GOAL OF THE EXERCISE =>
Tell how many lines in the data below hold the string "JSON"; give nothing but the number.

EXTRACTED INFORMATION =>
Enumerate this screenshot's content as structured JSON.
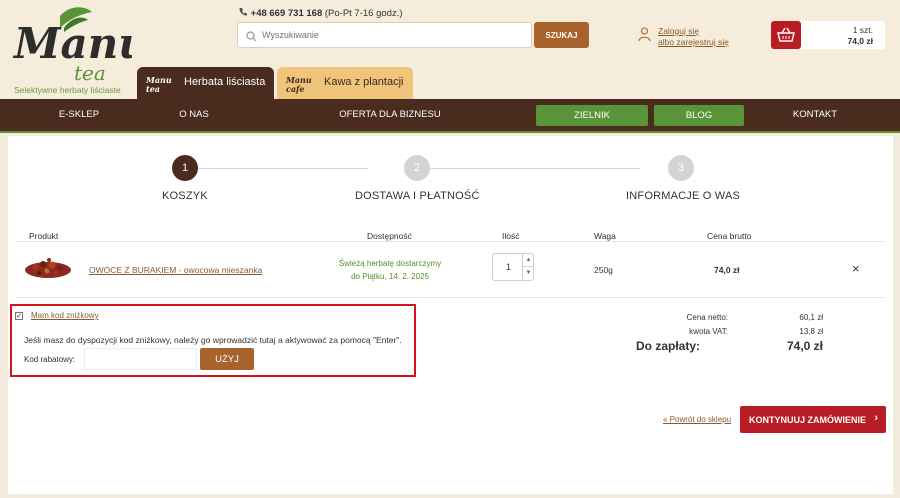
{
  "header": {
    "logo_text": "Manu",
    "logo_sub_text": "tea",
    "logo_tagline": "Selektywne herbaty liściaste",
    "phone_number": "+48 669 731 168",
    "phone_hours": "(Po-Pt 7-16 godz.)",
    "search_placeholder": "Wyszukiwanie",
    "search_button": "SZUKAJ",
    "login_link": "Zaloguj się",
    "register_link": "albo zarejestruj się",
    "cart_quantity": "1 szt.",
    "cart_total": "74,0 zł",
    "tabs": [
      {
        "logo": "Manu tea",
        "label": "Herbata liściasta"
      },
      {
        "logo": "Manu cafe",
        "label": "Kawa z plantacji"
      }
    ]
  },
  "nav": {
    "items": [
      "E-SKLEP",
      "O NAS",
      "OFERTA DLA BIZNESU",
      "ZIELNIK",
      "BLOG",
      "KONTAKT"
    ]
  },
  "steps": [
    {
      "number": "1",
      "label": "KOSZYK",
      "active": true
    },
    {
      "number": "2",
      "label": "DOSTAWA I PŁATNOŚĆ",
      "active": false
    },
    {
      "number": "3",
      "label": "INFORMACJE O WAS",
      "active": false
    }
  ],
  "table": {
    "headers": [
      "Produkt",
      "Dostępność",
      "Ilość",
      "Waga",
      "Cena brutto"
    ],
    "rows": [
      {
        "product": "OWOCE Z BURAKIEM - owocowa mieszanka",
        "availability_line1": "Świeżą herbatę dostarczymy",
        "availability_line2": "do Piątku, 14. 2. 2025",
        "quantity": "1",
        "weight": "250g",
        "price": "74,0 zł",
        "remove": "×"
      }
    ]
  },
  "discount": {
    "checkbox_label": "Mam kod zniżkowy",
    "info_text": "Jeśli masz do dyspozycji kod zniżkowy, należy go wprowadzić tutaj a aktywować za pomocą \"Enter\".",
    "code_label": "Kod rabatowy:",
    "code_value": "",
    "apply_button": "UŻYJ"
  },
  "totals": {
    "net_label": "Cena netto:",
    "net_value": "60,1 zł",
    "vat_label": "kwota VAT:",
    "vat_value": "13,8 zł",
    "pay_label": "Do zapłaty:",
    "pay_value": "74,0 zł"
  },
  "actions": {
    "back_link": "« Powrót do sklepu",
    "continue_button": "KONTYNUUJ ZAMÓWIENIE"
  },
  "colors": {
    "brown_dark": "#4a2c1e",
    "brown_button": "#a8622c",
    "red_accent": "#b81d25",
    "green_nav": "#5a9438",
    "green_text": "#5a8a2a",
    "highlight_box": "#d3131b"
  }
}
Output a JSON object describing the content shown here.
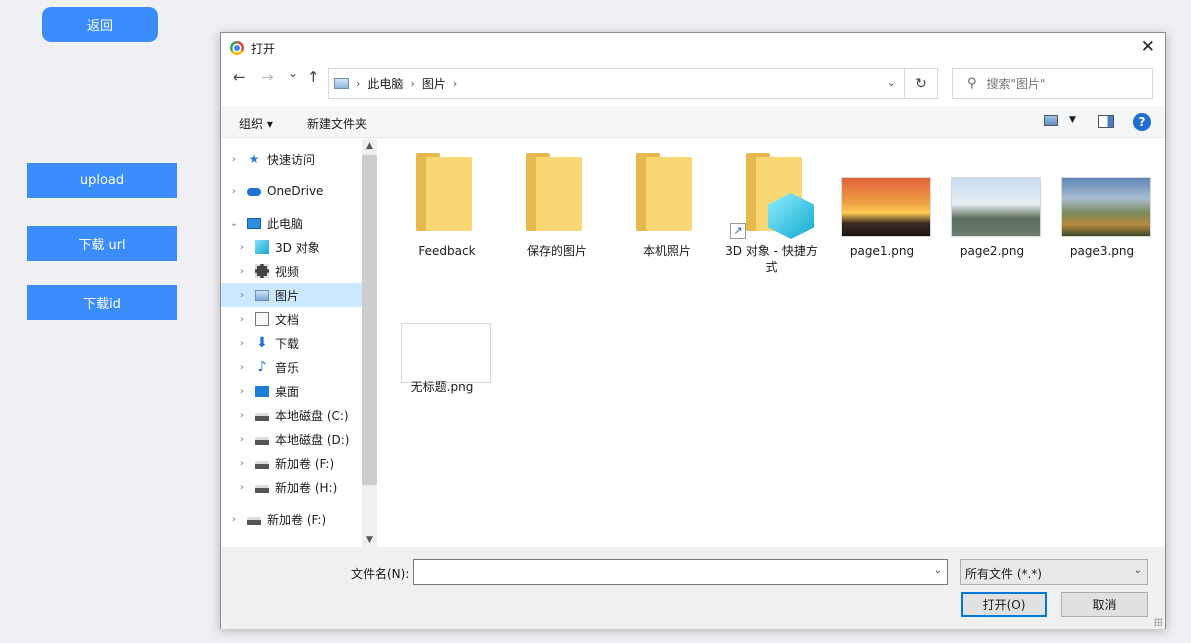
{
  "page": {
    "back_label": "返回",
    "upload_label": "upload",
    "download_url_label": "下载 url",
    "download_id_label": "下载id"
  },
  "dialog": {
    "title": "打开",
    "close_glyph": "✕",
    "nav": {
      "back": "←",
      "forward": "→",
      "recent": "⌄",
      "up": "↑"
    },
    "breadcrumbs": [
      "此电脑",
      "图片"
    ],
    "refresh_glyph": "↻",
    "search_placeholder": "搜索\"图片\"",
    "toolbar": {
      "organize": "组织 ▾",
      "new_folder": "新建文件夹",
      "help": "?"
    },
    "tree": [
      {
        "label": "快速访问",
        "icon": "star-icon"
      },
      {
        "label": "OneDrive",
        "icon": "cloud-icon"
      },
      {
        "label": "此电脑",
        "icon": "computer-icon"
      },
      {
        "label": "3D 对象",
        "icon": "cube-icon"
      },
      {
        "label": "视频",
        "icon": "film-icon"
      },
      {
        "label": "图片",
        "icon": "picture-icon"
      },
      {
        "label": "文档",
        "icon": "document-icon"
      },
      {
        "label": "下载",
        "icon": "download-icon"
      },
      {
        "label": "音乐",
        "icon": "music-icon"
      },
      {
        "label": "桌面",
        "icon": "desktop-icon"
      },
      {
        "label": "本地磁盘 (C:)",
        "icon": "drive-icon"
      },
      {
        "label": "本地磁盘 (D:)",
        "icon": "drive-icon"
      },
      {
        "label": "新加卷 (F:)",
        "icon": "drive-icon"
      },
      {
        "label": "新加卷 (H:)",
        "icon": "drive-icon"
      },
      {
        "label": "新加卷 (F:)",
        "icon": "drive-icon"
      }
    ],
    "files": [
      {
        "name": "Feedback",
        "type": "folder"
      },
      {
        "name": "保存的图片",
        "type": "folder"
      },
      {
        "name": "本机照片",
        "type": "folder"
      },
      {
        "name": "3D 对象 - 快捷方式",
        "type": "shortcut"
      },
      {
        "name": "page1.png",
        "type": "image"
      },
      {
        "name": "page2.png",
        "type": "image"
      },
      {
        "name": "page3.png",
        "type": "image"
      },
      {
        "name": "无标题.png",
        "type": "image"
      }
    ],
    "filename_label": "文件名(N):",
    "filename_value": "",
    "filter_value": "所有文件 (*.*)",
    "open_label": "打开(O)",
    "cancel_label": "取消"
  }
}
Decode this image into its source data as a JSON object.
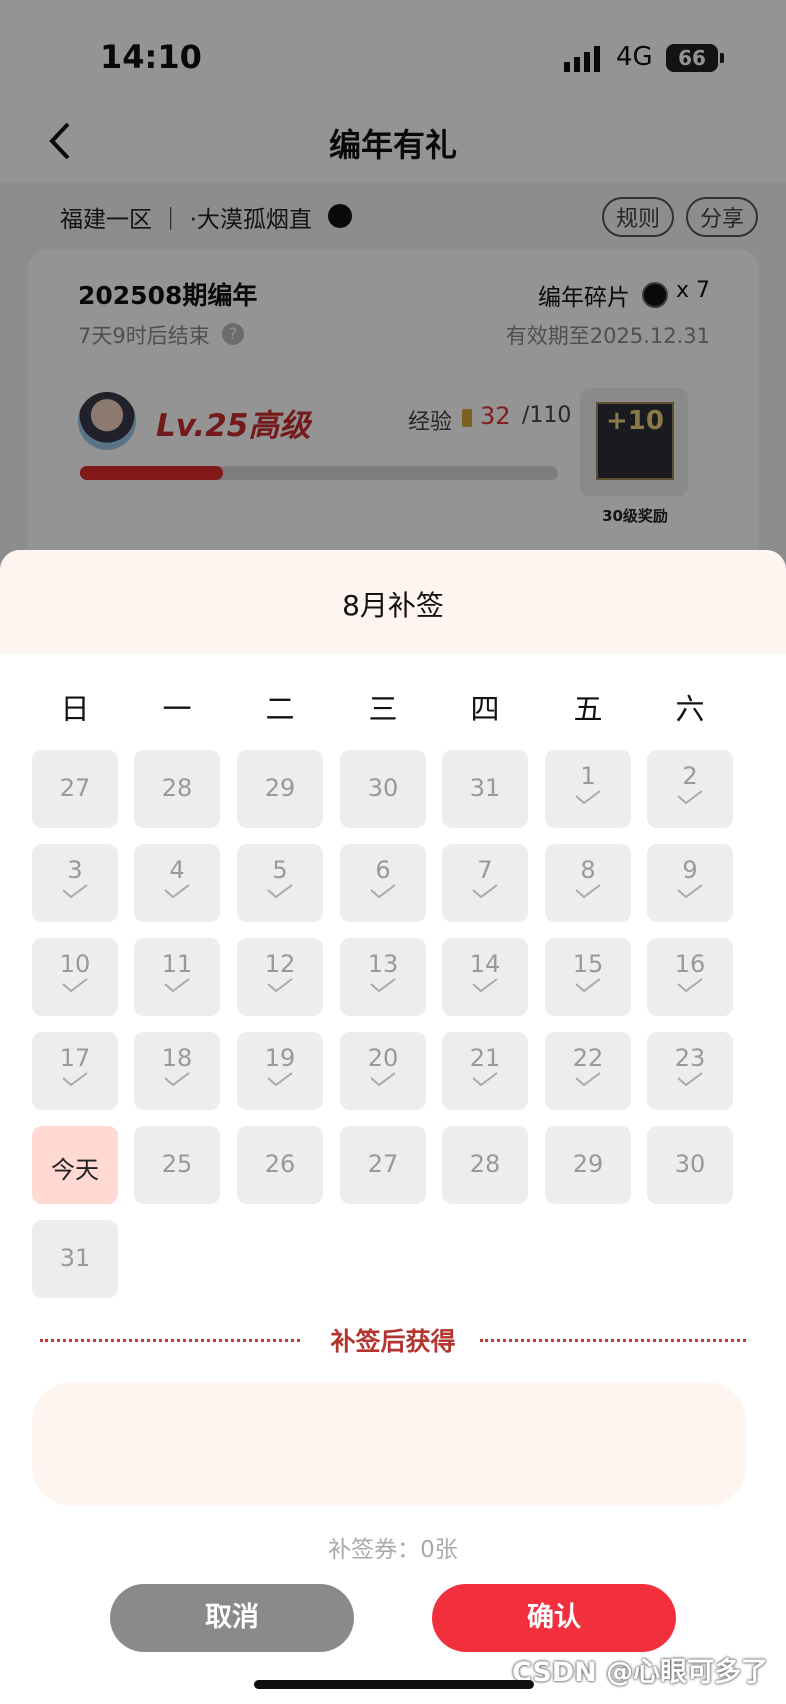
{
  "status_bar": {
    "time": "14:10",
    "network": "4G",
    "battery": "66"
  },
  "nav": {
    "title": "编年有礼"
  },
  "header": {
    "server": "福建一区 ｜ ·大漠孤烟直",
    "rule_label": "规则",
    "share_label": "分享"
  },
  "period": {
    "name": "202508期编年",
    "ends": "7天9时后结束",
    "fragment_label": "编年碎片",
    "fragment_count": "x 7",
    "expire": "有效期至2025.12.31"
  },
  "level": {
    "label": "Lv.25高级",
    "exp_label": "经验",
    "exp_current": "32",
    "exp_max": "/110",
    "progress": 0.3,
    "reward_badge": "+10",
    "reward_label": "30级奖励"
  },
  "sheet": {
    "title": "8月补签",
    "weekdays": [
      "日",
      "一",
      "二",
      "三",
      "四",
      "五",
      "六"
    ],
    "days": [
      {
        "label": "27",
        "checked": false
      },
      {
        "label": "28",
        "checked": false
      },
      {
        "label": "29",
        "checked": false
      },
      {
        "label": "30",
        "checked": false
      },
      {
        "label": "31",
        "checked": false
      },
      {
        "label": "1",
        "checked": true
      },
      {
        "label": "2",
        "checked": true
      },
      {
        "label": "3",
        "checked": true
      },
      {
        "label": "4",
        "checked": true
      },
      {
        "label": "5",
        "checked": true
      },
      {
        "label": "6",
        "checked": true
      },
      {
        "label": "7",
        "checked": true
      },
      {
        "label": "8",
        "checked": true
      },
      {
        "label": "9",
        "checked": true
      },
      {
        "label": "10",
        "checked": true
      },
      {
        "label": "11",
        "checked": true
      },
      {
        "label": "12",
        "checked": true
      },
      {
        "label": "13",
        "checked": true
      },
      {
        "label": "14",
        "checked": true
      },
      {
        "label": "15",
        "checked": true
      },
      {
        "label": "16",
        "checked": true
      },
      {
        "label": "17",
        "checked": true
      },
      {
        "label": "18",
        "checked": true
      },
      {
        "label": "19",
        "checked": true
      },
      {
        "label": "20",
        "checked": true
      },
      {
        "label": "21",
        "checked": true
      },
      {
        "label": "22",
        "checked": true
      },
      {
        "label": "23",
        "checked": true
      },
      {
        "label": "今天",
        "checked": false,
        "today": true
      },
      {
        "label": "25",
        "checked": false
      },
      {
        "label": "26",
        "checked": false
      },
      {
        "label": "27",
        "checked": false
      },
      {
        "label": "28",
        "checked": false
      },
      {
        "label": "29",
        "checked": false
      },
      {
        "label": "30",
        "checked": false
      },
      {
        "label": "31",
        "checked": false
      }
    ],
    "earn_label": "补签后获得",
    "ticket_text": "补签券：0张",
    "cancel_label": "取消",
    "confirm_label": "确认"
  },
  "watermark": "CSDN @心眼可多了",
  "colors": {
    "accent": "#f2303d",
    "earn": "#b4352f",
    "today_bg": "#ffd9d2"
  }
}
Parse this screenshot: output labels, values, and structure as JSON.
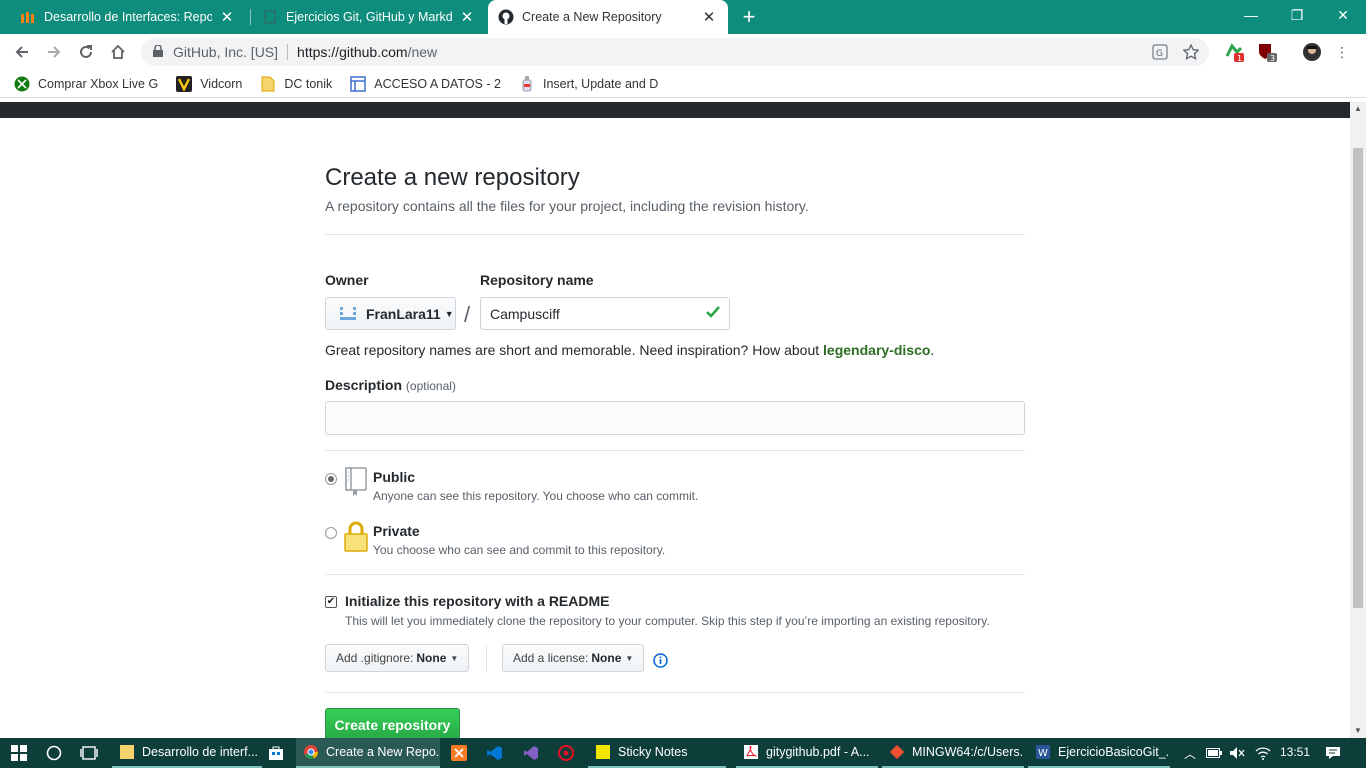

PROBLEM SOLUTION =>
4